THE EXERCISE:
Write each line out exactly, leaving none out.

DATA EXTRACT:
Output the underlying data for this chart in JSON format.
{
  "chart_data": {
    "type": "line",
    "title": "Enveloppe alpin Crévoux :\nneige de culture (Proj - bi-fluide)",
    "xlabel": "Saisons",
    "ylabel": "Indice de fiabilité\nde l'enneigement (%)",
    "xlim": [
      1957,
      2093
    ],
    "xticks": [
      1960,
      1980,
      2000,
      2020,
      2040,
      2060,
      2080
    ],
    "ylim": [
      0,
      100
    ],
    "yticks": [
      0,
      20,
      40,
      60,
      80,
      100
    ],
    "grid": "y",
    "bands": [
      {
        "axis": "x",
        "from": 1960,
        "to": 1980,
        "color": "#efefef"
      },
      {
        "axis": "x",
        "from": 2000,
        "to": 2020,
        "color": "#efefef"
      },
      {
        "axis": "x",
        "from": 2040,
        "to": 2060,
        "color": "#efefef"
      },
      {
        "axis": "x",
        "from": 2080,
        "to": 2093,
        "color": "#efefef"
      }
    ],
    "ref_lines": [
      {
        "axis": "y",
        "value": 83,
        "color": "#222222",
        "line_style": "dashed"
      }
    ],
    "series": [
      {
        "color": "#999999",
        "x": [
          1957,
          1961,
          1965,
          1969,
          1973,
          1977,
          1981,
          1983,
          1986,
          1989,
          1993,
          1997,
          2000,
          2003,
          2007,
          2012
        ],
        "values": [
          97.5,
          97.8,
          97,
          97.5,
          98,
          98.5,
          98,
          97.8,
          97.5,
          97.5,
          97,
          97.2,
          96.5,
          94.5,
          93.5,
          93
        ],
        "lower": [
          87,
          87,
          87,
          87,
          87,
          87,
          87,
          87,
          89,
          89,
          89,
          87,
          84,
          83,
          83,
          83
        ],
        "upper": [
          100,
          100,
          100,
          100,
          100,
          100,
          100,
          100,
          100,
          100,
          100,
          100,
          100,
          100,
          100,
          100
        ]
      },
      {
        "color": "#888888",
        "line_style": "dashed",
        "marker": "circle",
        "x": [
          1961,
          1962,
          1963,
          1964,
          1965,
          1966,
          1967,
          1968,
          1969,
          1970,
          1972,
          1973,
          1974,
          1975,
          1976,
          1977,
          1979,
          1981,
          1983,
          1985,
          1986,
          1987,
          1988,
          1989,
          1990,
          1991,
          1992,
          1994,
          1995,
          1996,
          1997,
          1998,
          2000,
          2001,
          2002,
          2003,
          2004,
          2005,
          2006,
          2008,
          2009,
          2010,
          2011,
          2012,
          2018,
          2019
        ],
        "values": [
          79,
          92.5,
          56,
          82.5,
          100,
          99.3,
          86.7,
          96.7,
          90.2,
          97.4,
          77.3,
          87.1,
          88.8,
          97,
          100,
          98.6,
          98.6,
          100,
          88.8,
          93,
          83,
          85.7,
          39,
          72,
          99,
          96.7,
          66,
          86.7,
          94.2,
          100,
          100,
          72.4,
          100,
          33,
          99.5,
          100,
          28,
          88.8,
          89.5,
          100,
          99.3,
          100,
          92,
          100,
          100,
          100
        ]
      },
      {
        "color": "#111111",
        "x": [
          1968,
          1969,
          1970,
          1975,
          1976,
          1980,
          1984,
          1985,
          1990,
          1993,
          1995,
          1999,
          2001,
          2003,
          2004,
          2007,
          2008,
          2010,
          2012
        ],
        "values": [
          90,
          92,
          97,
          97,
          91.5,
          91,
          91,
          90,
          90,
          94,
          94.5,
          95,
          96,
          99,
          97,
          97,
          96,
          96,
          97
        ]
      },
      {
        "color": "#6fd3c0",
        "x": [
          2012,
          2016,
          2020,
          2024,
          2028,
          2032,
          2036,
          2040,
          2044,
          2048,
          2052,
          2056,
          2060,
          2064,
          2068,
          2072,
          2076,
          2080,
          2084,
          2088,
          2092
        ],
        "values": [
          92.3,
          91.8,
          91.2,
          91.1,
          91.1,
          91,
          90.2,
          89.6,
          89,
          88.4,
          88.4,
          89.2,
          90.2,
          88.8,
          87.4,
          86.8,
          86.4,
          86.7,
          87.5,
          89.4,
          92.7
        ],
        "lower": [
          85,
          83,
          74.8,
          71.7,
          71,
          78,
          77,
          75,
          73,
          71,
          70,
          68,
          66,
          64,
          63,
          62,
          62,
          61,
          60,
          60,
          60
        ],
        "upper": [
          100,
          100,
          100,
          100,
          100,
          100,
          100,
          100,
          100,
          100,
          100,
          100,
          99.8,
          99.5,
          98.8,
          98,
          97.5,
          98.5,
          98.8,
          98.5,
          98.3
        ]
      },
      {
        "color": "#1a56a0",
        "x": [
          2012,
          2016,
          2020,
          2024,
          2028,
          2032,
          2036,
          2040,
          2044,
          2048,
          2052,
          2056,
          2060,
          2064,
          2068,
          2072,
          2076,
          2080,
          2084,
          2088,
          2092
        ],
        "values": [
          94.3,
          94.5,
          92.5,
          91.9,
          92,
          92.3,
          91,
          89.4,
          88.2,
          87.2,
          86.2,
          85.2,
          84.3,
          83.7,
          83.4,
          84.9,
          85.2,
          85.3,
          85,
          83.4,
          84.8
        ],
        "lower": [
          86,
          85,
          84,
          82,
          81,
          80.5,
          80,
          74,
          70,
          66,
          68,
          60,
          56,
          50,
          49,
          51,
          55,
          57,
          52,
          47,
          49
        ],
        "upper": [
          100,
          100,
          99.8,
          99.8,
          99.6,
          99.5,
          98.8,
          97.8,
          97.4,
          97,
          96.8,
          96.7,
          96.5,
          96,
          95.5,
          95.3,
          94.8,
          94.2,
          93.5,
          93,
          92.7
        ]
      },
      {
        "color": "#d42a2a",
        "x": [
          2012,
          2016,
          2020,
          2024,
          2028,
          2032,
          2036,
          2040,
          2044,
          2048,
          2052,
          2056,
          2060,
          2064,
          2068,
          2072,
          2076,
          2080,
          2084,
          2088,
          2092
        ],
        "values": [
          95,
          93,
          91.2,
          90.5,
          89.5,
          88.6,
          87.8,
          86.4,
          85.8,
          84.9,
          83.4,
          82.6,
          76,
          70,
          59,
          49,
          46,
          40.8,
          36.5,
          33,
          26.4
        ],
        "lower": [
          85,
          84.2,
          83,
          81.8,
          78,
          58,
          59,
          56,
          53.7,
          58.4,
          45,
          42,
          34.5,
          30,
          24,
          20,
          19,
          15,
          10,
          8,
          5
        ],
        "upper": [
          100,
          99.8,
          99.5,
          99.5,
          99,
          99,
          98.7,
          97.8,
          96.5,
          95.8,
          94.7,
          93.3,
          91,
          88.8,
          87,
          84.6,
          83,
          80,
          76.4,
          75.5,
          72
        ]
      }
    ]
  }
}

SOLUTION FOR THIS TASK:
Output the underlying data for this chart in JSON format.
{
  "chart_data": {
    "type": "line",
    "title": "Enveloppe alpin Crévoux :\nneige de culture (Proj - bi-fluide)",
    "xlabel": "Saisons",
    "ylabel": "Indice de fiabilité\nde l'enneigement (%)",
    "xlim": [
      1957,
      2093
    ],
    "xticks": [
      1960,
      1980,
      2000,
      2020,
      2040,
      2060,
      2080
    ],
    "ylim": [
      0,
      100
    ],
    "yticks": [
      0,
      20,
      40,
      60,
      80,
      100
    ],
    "grid": "y",
    "bands": [
      {
        "axis": "x",
        "from": 1960,
        "to": 1980,
        "color": "#efefef"
      },
      {
        "axis": "x",
        "from": 2000,
        "to": 2020,
        "color": "#efefef"
      },
      {
        "axis": "x",
        "from": 2040,
        "to": 2060,
        "color": "#efefef"
      },
      {
        "axis": "x",
        "from": 2080,
        "to": 2093,
        "color": "#efefef"
      }
    ],
    "ref_lines": [
      {
        "axis": "y",
        "value": 83,
        "color": "#222222",
        "line_style": "dashed"
      }
    ],
    "series": [
      {
        "color": "#999999",
        "x": [
          1957,
          1961,
          1965,
          1969,
          1973,
          1977,
          1981,
          1983,
          1986,
          1989,
          1993,
          1997,
          2000,
          2003,
          2007,
          2012
        ],
        "values": [
          97.5,
          97.8,
          97,
          97.5,
          98,
          98.5,
          98,
          97.8,
          97.5,
          97.5,
          97,
          97.2,
          96.5,
          94.5,
          93.5,
          93
        ],
        "lower": [
          87,
          87,
          87,
          87,
          87,
          87,
          87,
          87,
          89,
          89,
          89,
          87,
          84,
          83,
          83,
          83
        ],
        "upper": [
          100,
          100,
          100,
          100,
          100,
          100,
          100,
          100,
          100,
          100,
          100,
          100,
          100,
          100,
          100,
          100
        ]
      },
      {
        "color": "#888888",
        "line_style": "dashed",
        "marker": "circle",
        "x": [
          1961,
          1962,
          1963,
          1964,
          1965,
          1966,
          1967,
          1968,
          1969,
          1970,
          1972,
          1973,
          1974,
          1975,
          1976,
          1977,
          1979,
          1981,
          1983,
          1985,
          1986,
          1987,
          1988,
          1989,
          1990,
          1991,
          1992,
          1994,
          1995,
          1996,
          1997,
          1998,
          2000,
          2001,
          2002,
          2003,
          2004,
          2005,
          2006,
          2008,
          2009,
          2010,
          2011,
          2012,
          2018,
          2019
        ],
        "values": [
          79,
          92.5,
          56,
          82.5,
          100,
          99.3,
          86.7,
          96.7,
          90.2,
          97.4,
          77.3,
          87.1,
          88.8,
          97,
          100,
          98.6,
          98.6,
          100,
          88.8,
          93,
          83,
          85.7,
          39,
          72,
          99,
          96.7,
          66,
          86.7,
          94.2,
          100,
          100,
          72.4,
          100,
          33,
          99.5,
          100,
          28,
          88.8,
          89.5,
          100,
          99.3,
          100,
          92,
          100,
          100,
          100
        ]
      },
      {
        "color": "#111111",
        "x": [
          1968,
          1969,
          1970,
          1975,
          1976,
          1980,
          1984,
          1985,
          1990,
          1993,
          1995,
          1999,
          2001,
          2003,
          2004,
          2007,
          2008,
          2010,
          2012
        ],
        "values": [
          90,
          92,
          97,
          97,
          91.5,
          91,
          91,
          90,
          90,
          94,
          94.5,
          95,
          96,
          99,
          97,
          97,
          96,
          96,
          97
        ]
      },
      {
        "color": "#6fd3c0",
        "x": [
          2012,
          2016,
          2020,
          2024,
          2028,
          2032,
          2036,
          2040,
          2044,
          2048,
          2052,
          2056,
          2060,
          2064,
          2068,
          2072,
          2076,
          2080,
          2084,
          2088,
          2092
        ],
        "values": [
          92.3,
          91.8,
          91.2,
          91.1,
          91.1,
          91,
          90.2,
          89.6,
          89,
          88.4,
          88.4,
          89.2,
          90.2,
          88.8,
          87.4,
          86.8,
          86.4,
          86.7,
          87.5,
          89.4,
          92.7
        ],
        "lower": [
          85,
          83,
          74.8,
          71.7,
          71,
          78,
          77,
          75,
          73,
          71,
          70,
          68,
          66,
          64,
          63,
          62,
          62,
          61,
          60,
          60,
          60
        ],
        "upper": [
          100,
          100,
          100,
          100,
          100,
          100,
          100,
          100,
          100,
          100,
          100,
          100,
          99.8,
          99.5,
          98.8,
          98,
          97.5,
          98.5,
          98.8,
          98.5,
          98.3
        ]
      },
      {
        "color": "#1a56a0",
        "x": [
          2012,
          2016,
          2020,
          2024,
          2028,
          2032,
          2036,
          2040,
          2044,
          2048,
          2052,
          2056,
          2060,
          2064,
          2068,
          2072,
          2076,
          2080,
          2084,
          2088,
          2092
        ],
        "values": [
          94.3,
          94.5,
          92.5,
          91.9,
          92,
          92.3,
          91,
          89.4,
          88.2,
          87.2,
          86.2,
          85.2,
          84.3,
          83.7,
          83.4,
          84.9,
          85.2,
          85.3,
          85,
          83.4,
          84.8
        ],
        "lower": [
          86,
          85,
          84,
          82,
          81,
          80.5,
          80,
          74,
          70,
          66,
          68,
          60,
          56,
          50,
          49,
          51,
          55,
          57,
          52,
          47,
          49
        ],
        "upper": [
          100,
          100,
          99.8,
          99.8,
          99.6,
          99.5,
          98.8,
          97.8,
          97.4,
          97,
          96.8,
          96.7,
          96.5,
          96,
          95.5,
          95.3,
          94.8,
          94.2,
          93.5,
          93,
          92.7
        ]
      },
      {
        "color": "#d42a2a",
        "x": [
          2012,
          2016,
          2020,
          2024,
          2028,
          2032,
          2036,
          2040,
          2044,
          2048,
          2052,
          2056,
          2060,
          2064,
          2068,
          2072,
          2076,
          2080,
          2084,
          2088,
          2092
        ],
        "values": [
          95,
          93,
          91.2,
          90.5,
          89.5,
          88.6,
          87.8,
          86.4,
          85.8,
          84.9,
          83.4,
          82.6,
          76,
          70,
          59,
          49,
          46,
          40.8,
          36.5,
          33,
          26.4
        ],
        "lower": [
          85,
          84.2,
          83,
          81.8,
          78,
          58,
          59,
          56,
          53.7,
          58.4,
          45,
          42,
          34.5,
          30,
          24,
          20,
          19,
          15,
          10,
          8,
          5
        ],
        "upper": [
          100,
          99.8,
          99.5,
          99.5,
          99,
          99,
          98.7,
          97.8,
          96.5,
          95.8,
          94.7,
          93.3,
          91,
          88.8,
          87,
          84.6,
          83,
          80,
          76.4,
          75.5,
          72
        ]
      }
    ]
  }
}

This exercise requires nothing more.